## Stated task
Pick out each line in these entries that contains the string "than".

## Records shown
###

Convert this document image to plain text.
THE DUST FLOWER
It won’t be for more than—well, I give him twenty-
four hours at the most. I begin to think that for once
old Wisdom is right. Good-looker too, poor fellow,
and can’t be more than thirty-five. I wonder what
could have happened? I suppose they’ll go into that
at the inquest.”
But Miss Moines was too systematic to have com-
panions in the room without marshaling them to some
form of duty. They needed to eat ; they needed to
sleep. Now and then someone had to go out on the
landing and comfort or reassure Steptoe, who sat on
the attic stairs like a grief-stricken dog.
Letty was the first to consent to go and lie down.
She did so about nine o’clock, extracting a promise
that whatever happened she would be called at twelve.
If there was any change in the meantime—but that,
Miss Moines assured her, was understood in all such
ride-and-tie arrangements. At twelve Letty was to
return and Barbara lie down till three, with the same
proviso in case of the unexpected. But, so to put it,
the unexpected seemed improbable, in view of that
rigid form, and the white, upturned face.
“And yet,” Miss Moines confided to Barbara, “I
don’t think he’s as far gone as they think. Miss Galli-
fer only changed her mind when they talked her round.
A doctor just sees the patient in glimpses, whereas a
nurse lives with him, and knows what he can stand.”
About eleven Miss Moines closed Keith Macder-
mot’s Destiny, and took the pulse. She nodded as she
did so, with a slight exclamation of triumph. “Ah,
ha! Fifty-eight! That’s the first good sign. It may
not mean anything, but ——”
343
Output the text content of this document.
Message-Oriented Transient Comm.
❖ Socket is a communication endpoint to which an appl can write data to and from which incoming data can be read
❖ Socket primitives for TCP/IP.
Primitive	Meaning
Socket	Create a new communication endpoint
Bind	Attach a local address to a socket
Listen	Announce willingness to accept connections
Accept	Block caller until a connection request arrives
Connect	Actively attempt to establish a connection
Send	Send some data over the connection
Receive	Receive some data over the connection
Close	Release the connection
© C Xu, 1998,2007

###

## Final result
It won’t be for more than—well, I give him twenty-
and can’t be more than thirty-five. I wonder what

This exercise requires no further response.